— Begin Provided data —

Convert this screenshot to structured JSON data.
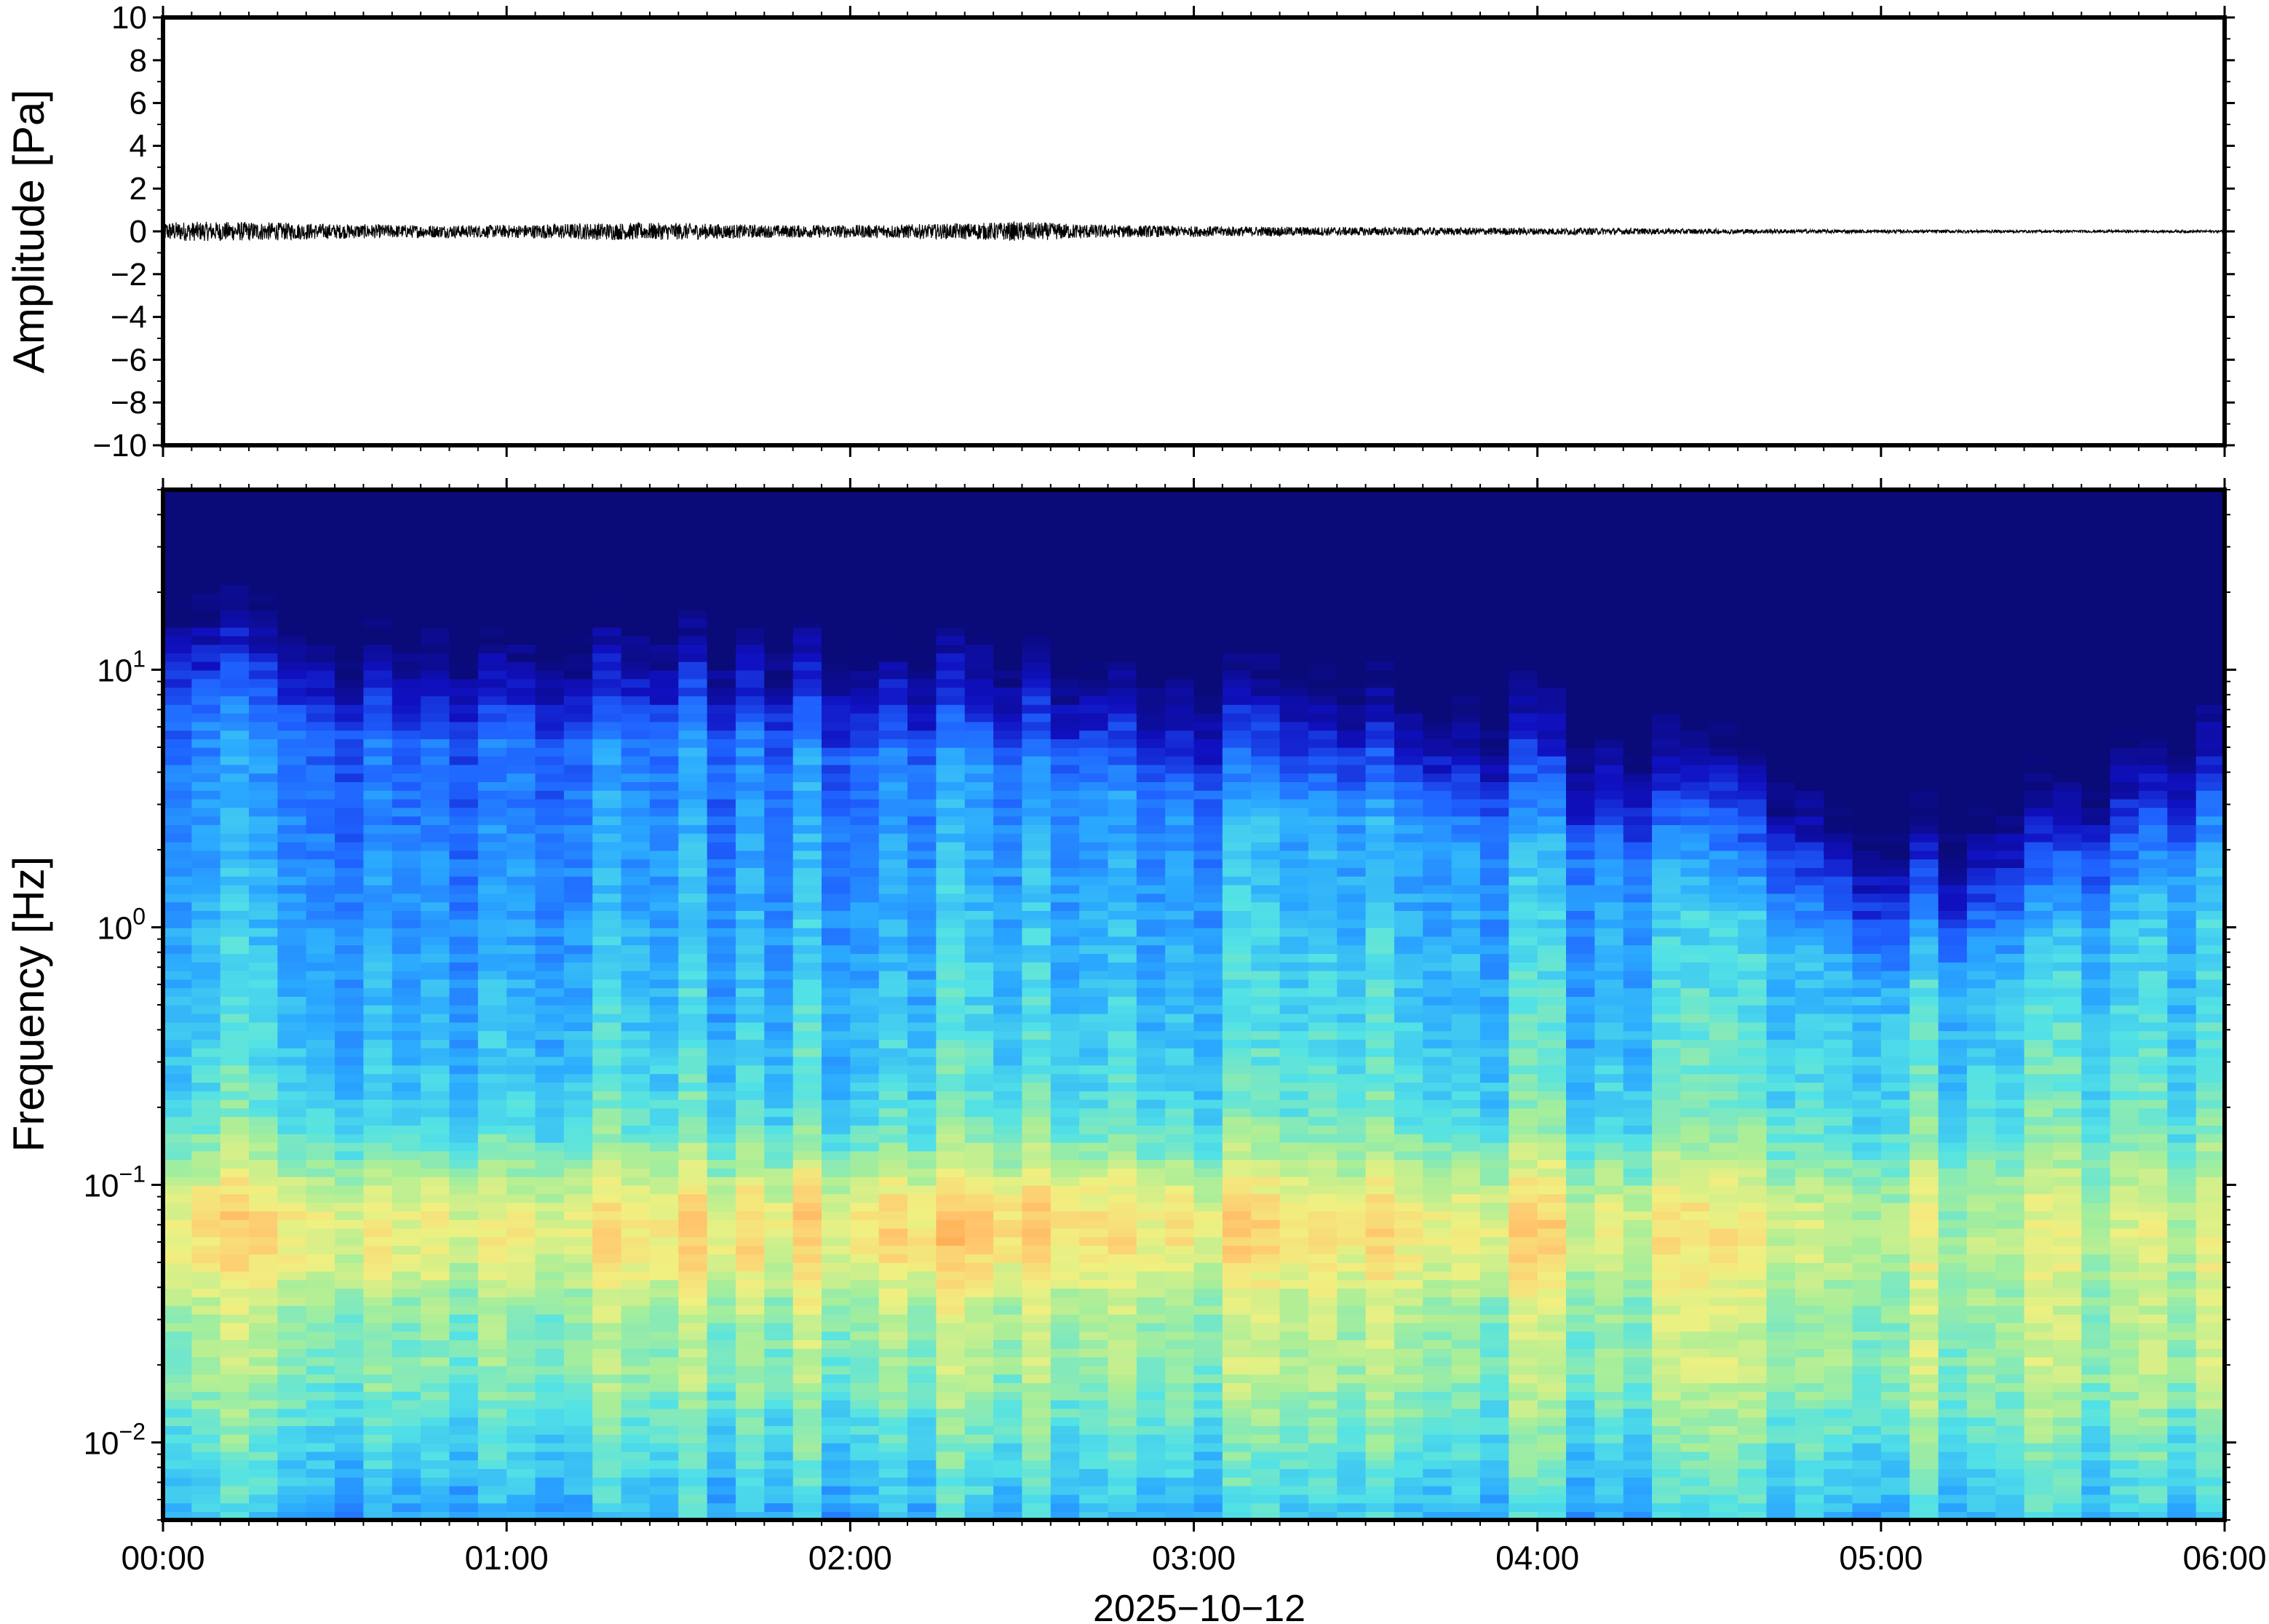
{
  "chart_data": [
    {
      "type": "line",
      "panel": "waveform",
      "ylabel": "Amplitude [Pa]",
      "ylim": [
        -10,
        10
      ],
      "yticks": [
        10,
        8,
        6,
        4,
        2,
        0,
        -2,
        -4,
        -6,
        -8,
        -10
      ],
      "ytick_labels": [
        "10",
        "8",
        "6",
        "4",
        "2",
        "0",
        "−2",
        "−4",
        "−6",
        "−8",
        "−10"
      ],
      "xlim": [
        "00:00",
        "06:00"
      ],
      "series_color": "#000000",
      "envelope": {
        "x_hours": [
          0.0,
          0.25,
          0.5,
          0.75,
          1.0,
          1.25,
          1.5,
          1.75,
          2.0,
          2.25,
          2.5,
          2.75,
          3.0,
          3.25,
          3.5,
          3.75,
          4.0,
          4.25,
          4.5,
          4.75,
          5.0,
          5.25,
          5.5,
          5.75,
          6.0
        ],
        "half_amplitude_pa": [
          0.45,
          0.45,
          0.35,
          0.3,
          0.3,
          0.4,
          0.4,
          0.3,
          0.3,
          0.35,
          0.45,
          0.3,
          0.25,
          0.22,
          0.2,
          0.18,
          0.17,
          0.15,
          0.12,
          0.1,
          0.08,
          0.07,
          0.06,
          0.06,
          0.06
        ]
      }
    },
    {
      "type": "heatmap",
      "panel": "spectrogram",
      "ylabel": "Frequency [Hz]",
      "yscale": "log",
      "ylim": [
        0.005,
        50
      ],
      "yticks": [
        {
          "value": 10,
          "base": "10",
          "exp": "1"
        },
        {
          "value": 1,
          "base": "10",
          "exp": "0"
        },
        {
          "value": 0.1,
          "base": "10",
          "exp": "−1"
        },
        {
          "value": 0.01,
          "base": "10",
          "exp": "−2"
        }
      ],
      "xlabel": "2025−10−12",
      "xticks": [
        "00:00",
        "01:00",
        "02:00",
        "03:00",
        "04:00",
        "05:00",
        "06:00"
      ],
      "xlim_hours": [
        0,
        6
      ],
      "colormap": [
        "#0a0a78",
        "#1010c0",
        "#1f62ff",
        "#2aa8ff",
        "#52e2e6",
        "#a6ee9a",
        "#f0f080",
        "#ffc870",
        "#ff9a40"
      ],
      "intensity_model": {
        "t_hours": [
          0.0,
          0.5,
          1.0,
          1.5,
          2.0,
          2.5,
          3.0,
          3.5,
          4.0,
          4.5,
          5.0,
          5.5,
          6.0
        ],
        "upper_energy_cutoff_hz": [
          28,
          22,
          20,
          20,
          18,
          15,
          12,
          10,
          8,
          5,
          2.0,
          3.0,
          7.0
        ],
        "microbarom_peak_hz": 0.07,
        "microbarom_strength": [
          0.8,
          0.85,
          0.75,
          0.85,
          0.9,
          0.95,
          0.8,
          0.7,
          0.75,
          0.55,
          0.4,
          0.35,
          0.45
        ],
        "low_freq_floor_hz": 0.01
      }
    }
  ]
}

— End Provided data —

Problem to solve: Make an exact copy of the records shown above, without the pictures.

Completed task:
Convert this screenshot to structured JSON data.
{
  "chart_data": [
    {
      "type": "line",
      "panel": "waveform",
      "ylabel": "Amplitude [Pa]",
      "ylim": [
        -10,
        10
      ],
      "yticks": [
        10,
        8,
        6,
        4,
        2,
        0,
        -2,
        -4,
        -6,
        -8,
        -10
      ],
      "ytick_labels": [
        "10",
        "8",
        "6",
        "4",
        "2",
        "0",
        "−2",
        "−4",
        "−6",
        "−8",
        "−10"
      ],
      "xlim": [
        "00:00",
        "06:00"
      ],
      "series_color": "#000000",
      "envelope": {
        "x_hours": [
          0.0,
          0.25,
          0.5,
          0.75,
          1.0,
          1.25,
          1.5,
          1.75,
          2.0,
          2.25,
          2.5,
          2.75,
          3.0,
          3.25,
          3.5,
          3.75,
          4.0,
          4.25,
          4.5,
          4.75,
          5.0,
          5.25,
          5.5,
          5.75,
          6.0
        ],
        "half_amplitude_pa": [
          0.45,
          0.45,
          0.35,
          0.3,
          0.3,
          0.4,
          0.4,
          0.3,
          0.3,
          0.35,
          0.45,
          0.3,
          0.25,
          0.22,
          0.2,
          0.18,
          0.17,
          0.15,
          0.12,
          0.1,
          0.08,
          0.07,
          0.06,
          0.06,
          0.06
        ]
      }
    },
    {
      "type": "heatmap",
      "panel": "spectrogram",
      "ylabel": "Frequency [Hz]",
      "yscale": "log",
      "ylim": [
        0.005,
        50
      ],
      "yticks": [
        {
          "value": 10,
          "base": "10",
          "exp": "1"
        },
        {
          "value": 1,
          "base": "10",
          "exp": "0"
        },
        {
          "value": 0.1,
          "base": "10",
          "exp": "−1"
        },
        {
          "value": 0.01,
          "base": "10",
          "exp": "−2"
        }
      ],
      "xlabel": "2025−10−12",
      "xticks": [
        "00:00",
        "01:00",
        "02:00",
        "03:00",
        "04:00",
        "05:00",
        "06:00"
      ],
      "xlim_hours": [
        0,
        6
      ],
      "colormap": [
        "#0a0a78",
        "#1010c0",
        "#1f62ff",
        "#2aa8ff",
        "#52e2e6",
        "#a6ee9a",
        "#f0f080",
        "#ffc870",
        "#ff9a40"
      ],
      "intensity_model": {
        "t_hours": [
          0.0,
          0.5,
          1.0,
          1.5,
          2.0,
          2.5,
          3.0,
          3.5,
          4.0,
          4.5,
          5.0,
          5.5,
          6.0
        ],
        "upper_energy_cutoff_hz": [
          28,
          22,
          20,
          20,
          18,
          15,
          12,
          10,
          8,
          5,
          2.0,
          3.0,
          7.0
        ],
        "microbarom_peak_hz": 0.07,
        "microbarom_strength": [
          0.8,
          0.85,
          0.75,
          0.85,
          0.9,
          0.95,
          0.8,
          0.7,
          0.75,
          0.55,
          0.4,
          0.35,
          0.45
        ],
        "low_freq_floor_hz": 0.01
      }
    }
  ]
}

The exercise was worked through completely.